== Challenge ==
Pick out all lines with the word "JSON" from the records that follow.

== Items from a figure collection ==
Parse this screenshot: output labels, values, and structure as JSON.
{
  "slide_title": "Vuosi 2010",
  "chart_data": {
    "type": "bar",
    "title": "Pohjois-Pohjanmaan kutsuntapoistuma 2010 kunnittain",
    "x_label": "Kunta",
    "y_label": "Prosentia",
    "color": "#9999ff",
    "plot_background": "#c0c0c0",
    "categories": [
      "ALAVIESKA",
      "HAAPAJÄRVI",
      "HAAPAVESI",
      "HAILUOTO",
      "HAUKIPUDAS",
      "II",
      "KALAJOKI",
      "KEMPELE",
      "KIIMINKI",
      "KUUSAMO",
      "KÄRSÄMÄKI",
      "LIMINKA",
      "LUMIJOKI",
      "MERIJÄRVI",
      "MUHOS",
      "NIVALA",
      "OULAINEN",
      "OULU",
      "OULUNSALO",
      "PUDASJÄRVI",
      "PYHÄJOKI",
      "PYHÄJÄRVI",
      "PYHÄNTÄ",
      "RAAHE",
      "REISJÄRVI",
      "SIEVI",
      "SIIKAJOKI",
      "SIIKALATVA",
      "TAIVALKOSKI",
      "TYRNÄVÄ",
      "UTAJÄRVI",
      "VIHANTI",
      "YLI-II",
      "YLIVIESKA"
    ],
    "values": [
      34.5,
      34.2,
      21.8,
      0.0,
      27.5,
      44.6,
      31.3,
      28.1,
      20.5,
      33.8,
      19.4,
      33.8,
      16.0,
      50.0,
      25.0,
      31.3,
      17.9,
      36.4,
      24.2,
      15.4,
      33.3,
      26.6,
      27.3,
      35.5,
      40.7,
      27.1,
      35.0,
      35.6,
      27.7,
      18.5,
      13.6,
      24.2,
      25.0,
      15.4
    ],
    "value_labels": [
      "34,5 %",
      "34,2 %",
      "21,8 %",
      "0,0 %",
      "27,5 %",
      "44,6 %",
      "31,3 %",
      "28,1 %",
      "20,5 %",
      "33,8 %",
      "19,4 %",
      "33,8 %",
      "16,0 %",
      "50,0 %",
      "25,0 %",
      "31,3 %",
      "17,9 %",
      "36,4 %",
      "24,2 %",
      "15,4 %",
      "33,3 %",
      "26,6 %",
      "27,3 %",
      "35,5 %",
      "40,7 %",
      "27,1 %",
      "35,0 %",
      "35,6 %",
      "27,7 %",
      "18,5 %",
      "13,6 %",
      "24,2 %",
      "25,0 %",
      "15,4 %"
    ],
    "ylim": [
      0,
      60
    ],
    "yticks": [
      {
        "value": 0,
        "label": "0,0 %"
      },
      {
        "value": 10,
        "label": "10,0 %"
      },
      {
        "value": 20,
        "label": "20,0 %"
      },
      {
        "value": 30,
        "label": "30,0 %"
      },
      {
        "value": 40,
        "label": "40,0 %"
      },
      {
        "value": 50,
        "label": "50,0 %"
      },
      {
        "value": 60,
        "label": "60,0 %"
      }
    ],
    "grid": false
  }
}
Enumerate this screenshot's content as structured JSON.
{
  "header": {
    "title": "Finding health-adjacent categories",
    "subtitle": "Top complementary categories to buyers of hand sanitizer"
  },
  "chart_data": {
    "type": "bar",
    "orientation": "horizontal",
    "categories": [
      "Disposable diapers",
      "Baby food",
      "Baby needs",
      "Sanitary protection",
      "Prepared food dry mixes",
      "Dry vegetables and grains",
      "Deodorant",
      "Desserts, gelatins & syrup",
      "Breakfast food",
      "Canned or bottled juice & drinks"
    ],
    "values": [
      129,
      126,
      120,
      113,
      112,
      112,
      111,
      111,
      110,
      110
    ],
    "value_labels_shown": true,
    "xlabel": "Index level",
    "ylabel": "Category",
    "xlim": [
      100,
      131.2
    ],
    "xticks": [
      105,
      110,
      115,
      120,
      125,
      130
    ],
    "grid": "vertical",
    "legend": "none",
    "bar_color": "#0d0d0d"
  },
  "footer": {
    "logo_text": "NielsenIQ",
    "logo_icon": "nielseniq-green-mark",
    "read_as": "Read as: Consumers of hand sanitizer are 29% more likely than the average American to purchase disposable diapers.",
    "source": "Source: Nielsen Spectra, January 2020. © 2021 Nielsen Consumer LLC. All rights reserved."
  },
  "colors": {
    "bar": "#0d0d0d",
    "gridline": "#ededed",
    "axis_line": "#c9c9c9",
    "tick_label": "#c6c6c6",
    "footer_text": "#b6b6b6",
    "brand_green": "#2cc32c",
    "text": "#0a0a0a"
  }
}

== Written response ==
Parse this screenshot: output labels, values, and structure as JSON.
Enumerate this screenshot's content as structured JSON.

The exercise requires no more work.